**Data to process:**

<<<<

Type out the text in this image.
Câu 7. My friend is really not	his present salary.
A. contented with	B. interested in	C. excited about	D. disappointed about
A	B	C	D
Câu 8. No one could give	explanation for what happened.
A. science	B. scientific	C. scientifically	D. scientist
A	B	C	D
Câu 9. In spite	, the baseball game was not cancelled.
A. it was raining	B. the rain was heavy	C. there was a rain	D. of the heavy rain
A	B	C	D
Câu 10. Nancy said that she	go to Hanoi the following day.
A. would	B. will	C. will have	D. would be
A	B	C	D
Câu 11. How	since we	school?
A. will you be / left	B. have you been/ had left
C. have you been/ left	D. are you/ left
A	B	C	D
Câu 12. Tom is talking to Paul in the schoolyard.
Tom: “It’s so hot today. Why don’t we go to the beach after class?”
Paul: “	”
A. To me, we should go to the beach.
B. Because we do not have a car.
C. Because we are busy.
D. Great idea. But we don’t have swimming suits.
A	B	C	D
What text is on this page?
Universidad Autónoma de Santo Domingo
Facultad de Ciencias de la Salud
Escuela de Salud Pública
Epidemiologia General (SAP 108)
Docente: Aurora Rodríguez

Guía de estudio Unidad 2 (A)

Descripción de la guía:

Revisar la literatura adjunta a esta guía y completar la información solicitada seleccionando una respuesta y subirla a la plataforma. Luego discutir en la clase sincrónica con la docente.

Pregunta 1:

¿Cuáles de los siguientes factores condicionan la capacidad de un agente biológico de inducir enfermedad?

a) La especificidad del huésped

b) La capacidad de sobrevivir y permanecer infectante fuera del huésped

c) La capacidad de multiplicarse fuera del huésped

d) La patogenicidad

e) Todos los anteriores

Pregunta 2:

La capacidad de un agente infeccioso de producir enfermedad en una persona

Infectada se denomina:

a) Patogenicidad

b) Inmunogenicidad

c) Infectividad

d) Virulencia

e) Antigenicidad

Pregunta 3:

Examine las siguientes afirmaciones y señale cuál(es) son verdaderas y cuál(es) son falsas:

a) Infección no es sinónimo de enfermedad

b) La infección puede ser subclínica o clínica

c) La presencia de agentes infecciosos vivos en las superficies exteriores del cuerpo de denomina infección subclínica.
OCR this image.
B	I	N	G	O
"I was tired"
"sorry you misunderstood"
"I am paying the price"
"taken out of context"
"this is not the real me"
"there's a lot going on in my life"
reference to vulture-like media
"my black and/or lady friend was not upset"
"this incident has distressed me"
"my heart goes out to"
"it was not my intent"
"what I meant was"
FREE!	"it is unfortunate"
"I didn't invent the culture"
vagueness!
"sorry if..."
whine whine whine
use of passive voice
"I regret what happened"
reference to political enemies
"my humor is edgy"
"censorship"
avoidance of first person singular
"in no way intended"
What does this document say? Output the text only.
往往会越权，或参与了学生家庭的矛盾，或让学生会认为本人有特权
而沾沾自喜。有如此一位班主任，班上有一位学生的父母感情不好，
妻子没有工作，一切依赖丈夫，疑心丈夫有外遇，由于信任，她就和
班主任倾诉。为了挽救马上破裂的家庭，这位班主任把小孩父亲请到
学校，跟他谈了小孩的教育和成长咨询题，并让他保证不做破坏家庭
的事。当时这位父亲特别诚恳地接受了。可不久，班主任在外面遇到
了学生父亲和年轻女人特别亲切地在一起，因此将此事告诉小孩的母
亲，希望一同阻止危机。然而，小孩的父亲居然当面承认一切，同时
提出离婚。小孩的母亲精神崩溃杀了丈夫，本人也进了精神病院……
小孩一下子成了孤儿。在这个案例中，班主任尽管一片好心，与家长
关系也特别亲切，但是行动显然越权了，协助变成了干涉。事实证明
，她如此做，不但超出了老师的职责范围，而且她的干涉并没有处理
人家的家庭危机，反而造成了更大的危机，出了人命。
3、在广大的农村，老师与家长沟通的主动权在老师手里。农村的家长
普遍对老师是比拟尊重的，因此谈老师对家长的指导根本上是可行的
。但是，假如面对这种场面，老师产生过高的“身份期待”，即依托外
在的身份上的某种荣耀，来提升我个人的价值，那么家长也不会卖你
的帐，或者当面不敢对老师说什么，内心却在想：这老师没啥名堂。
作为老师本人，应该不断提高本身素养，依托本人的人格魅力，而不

>>>>

**Exercise task:**
Pull out each line of the entries that contains "siguientes".

**Response to this task:**
¿Cuáles de los siguientes factores condicionan la capacidad de un agente biológico de inducir enfermedad?
Examine las siguientes afirmaciones y señale cuál(es) son verdaderas y cuál(es) son falsas:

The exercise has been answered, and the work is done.